(begin)
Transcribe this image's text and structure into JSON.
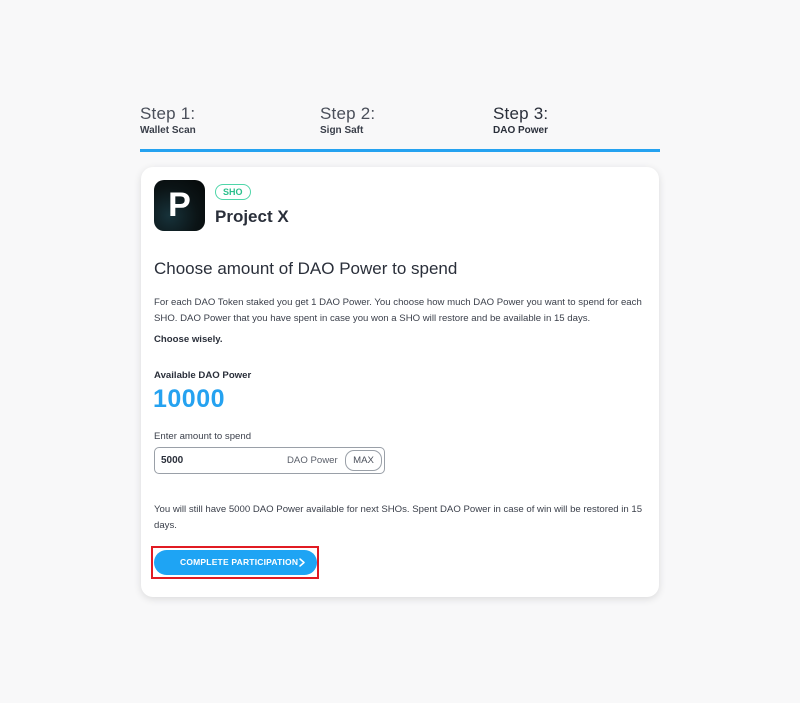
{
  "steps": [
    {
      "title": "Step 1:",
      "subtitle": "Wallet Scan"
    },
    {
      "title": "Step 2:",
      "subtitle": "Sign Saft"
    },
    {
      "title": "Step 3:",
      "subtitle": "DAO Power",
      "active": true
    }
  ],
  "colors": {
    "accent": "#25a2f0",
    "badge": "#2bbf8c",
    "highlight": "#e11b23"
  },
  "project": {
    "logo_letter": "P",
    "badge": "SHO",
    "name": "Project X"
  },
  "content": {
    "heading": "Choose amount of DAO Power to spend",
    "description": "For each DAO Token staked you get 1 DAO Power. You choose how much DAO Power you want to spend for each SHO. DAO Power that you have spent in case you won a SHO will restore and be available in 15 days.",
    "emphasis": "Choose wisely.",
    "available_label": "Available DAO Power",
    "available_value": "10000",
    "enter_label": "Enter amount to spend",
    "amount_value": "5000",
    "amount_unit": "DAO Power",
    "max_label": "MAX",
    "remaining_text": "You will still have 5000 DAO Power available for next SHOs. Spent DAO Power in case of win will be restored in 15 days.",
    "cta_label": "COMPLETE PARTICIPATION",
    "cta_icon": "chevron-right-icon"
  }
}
(end)
_WHAT TO WORK ON_
Leave out the pictures and output the rest of the material exactly as written.

_TASK ANSWER_
Transcribe this image's text and structure into JSON.
{
  "steps": [
    {
      "title": "Step 1:",
      "subtitle": "Wallet Scan"
    },
    {
      "title": "Step 2:",
      "subtitle": "Sign Saft"
    },
    {
      "title": "Step 3:",
      "subtitle": "DAO Power",
      "active": true
    }
  ],
  "colors": {
    "accent": "#25a2f0",
    "badge": "#2bbf8c",
    "highlight": "#e11b23"
  },
  "project": {
    "logo_letter": "P",
    "badge": "SHO",
    "name": "Project X"
  },
  "content": {
    "heading": "Choose amount of DAO Power to spend",
    "description": "For each DAO Token staked you get 1 DAO Power. You choose how much DAO Power you want to spend for each SHO. DAO Power that you have spent in case you won a SHO will restore and be available in 15 days.",
    "emphasis": "Choose wisely.",
    "available_label": "Available DAO Power",
    "available_value": "10000",
    "enter_label": "Enter amount to spend",
    "amount_value": "5000",
    "amount_unit": "DAO Power",
    "max_label": "MAX",
    "remaining_text": "You will still have 5000 DAO Power available for next SHOs. Spent DAO Power in case of win will be restored in 15 days.",
    "cta_label": "COMPLETE PARTICIPATION",
    "cta_icon": "chevron-right-icon"
  }
}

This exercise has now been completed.